Set exercise
Copy out the data below as written; omit any images.

Data records
# # # # # # #

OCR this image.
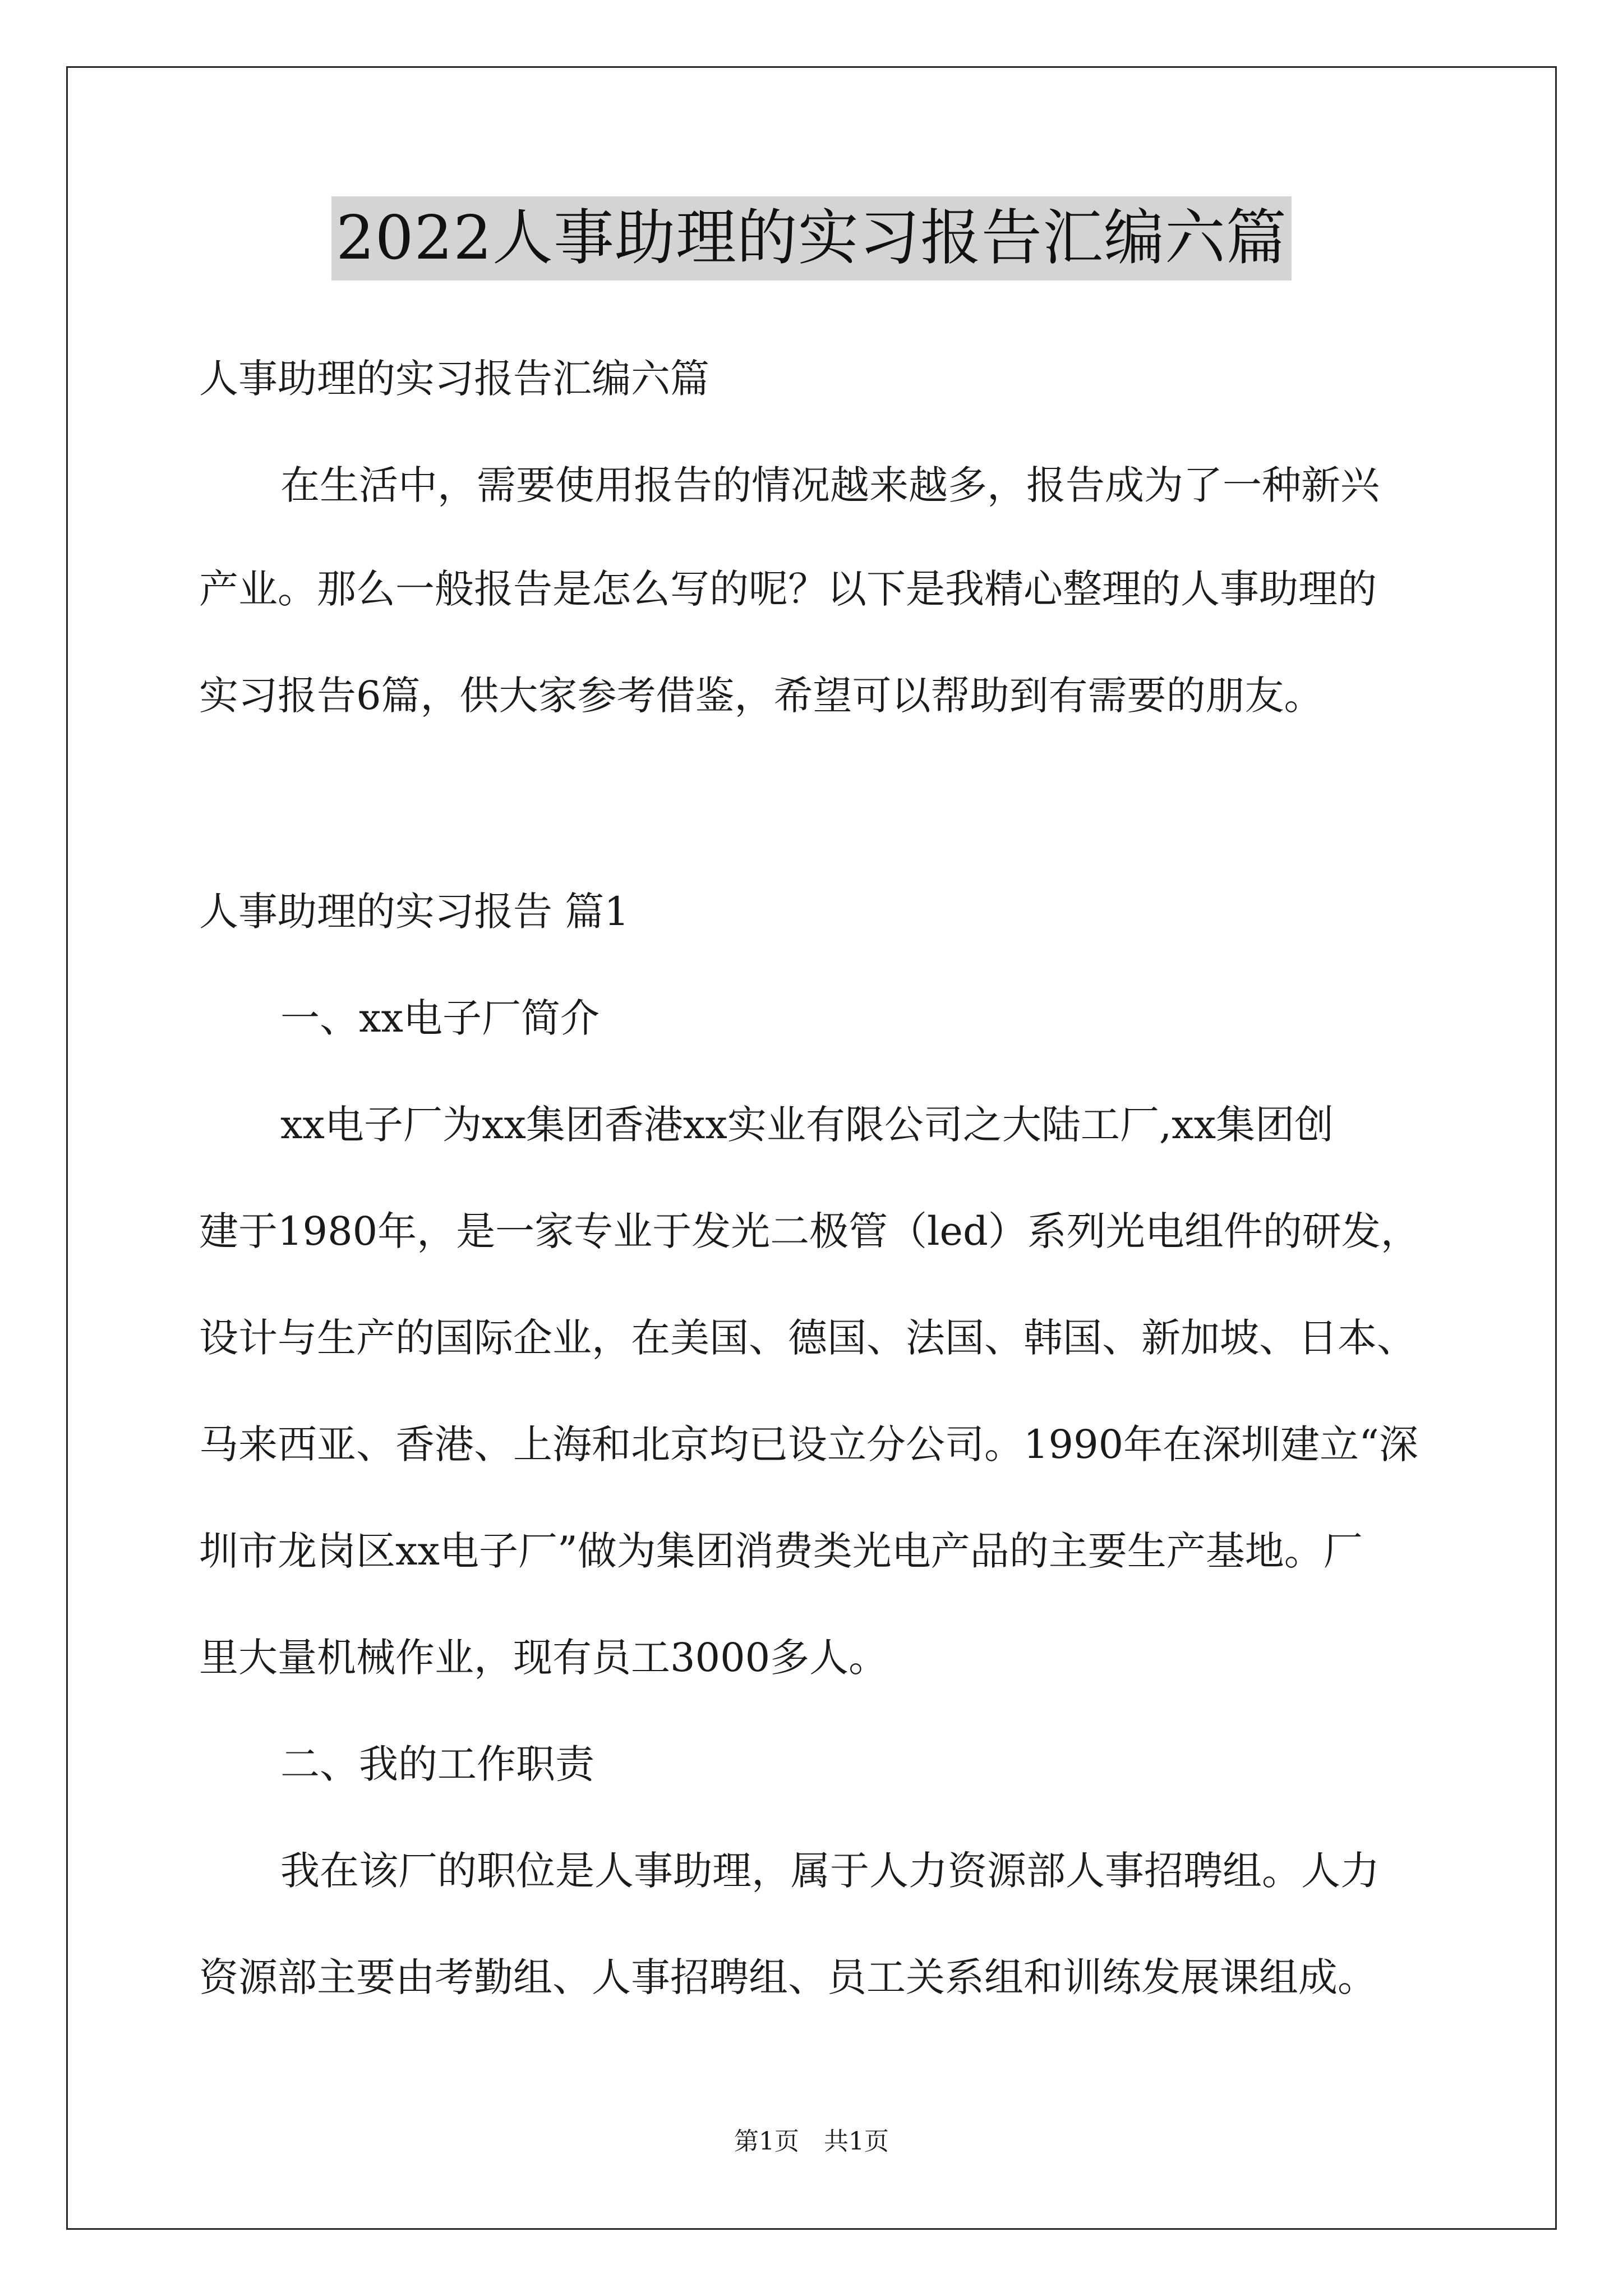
2022人事助理的实习报告汇编六篇
人事助理的实习报告汇编六篇
在生活中，需要使用报告的情况越来越多，报告成为了一种新兴
产业。那么一般报告是怎么写的呢？以下是我精心整理的人事助理的
实习报告6篇，供大家参考借鉴，希望可以帮助到有需要的朋友。
人事助理的实习报告 篇1
一、xx电子厂简介
xx电子厂为xx集团香港xx实业有限公司之大陆工厂,xx集团创
建于1980年，是一家专业于发光二极管（led）系列光电组件的研发，
设计与生产的国际企业，在美国、德国、法国、韩国、新加坡、日本、
马来西亚、香港、上海和北京均已设立分公司。1990年在深圳建立“深
圳市龙岗区xx电子厂”做为集团消费类光电产品的主要生产基地。厂
里大量机械作业，现有员工3000多人。
二、我的工作职责
我在该厂的职位是人事助理，属于人力资源部人事招聘组。人力
资源部主要由考勤组、人事招聘组、员工关系组和训练发展课组成。
第1页　共1页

# # # # # # #

Result of the exercise
OCR this image.
2022人事助理的实习报告汇编六篇
人事助理的实习报告汇编六篇
在生活中，需要使用报告的情况越来越多，报告成为了一种新兴
产业。那么一般报告是怎么写的呢？以下是我精心整理的人事助理的
实习报告6篇，供大家参考借鉴，希望可以帮助到有需要的朋友。
人事助理的实习报告 篇1
一、xx电子厂简介
xx电子厂为xx集团香港xx实业有限公司之大陆工厂,xx集团创
建于1980年，是一家专业于发光二极管（led）系列光电组件的研发，
设计与生产的国际企业，在美国、德国、法国、韩国、新加坡、日本、
马来西亚、香港、上海和北京均已设立分公司。1990年在深圳建立“深
圳市龙岗区xx电子厂”做为集团消费类光电产品的主要生产基地。厂
里大量机械作业，现有员工3000多人。
二、我的工作职责
我在该厂的职位是人事助理，属于人力资源部人事招聘组。人力
资源部主要由考勤组、人事招聘组、员工关系组和训练发展课组成。
第1页　共1页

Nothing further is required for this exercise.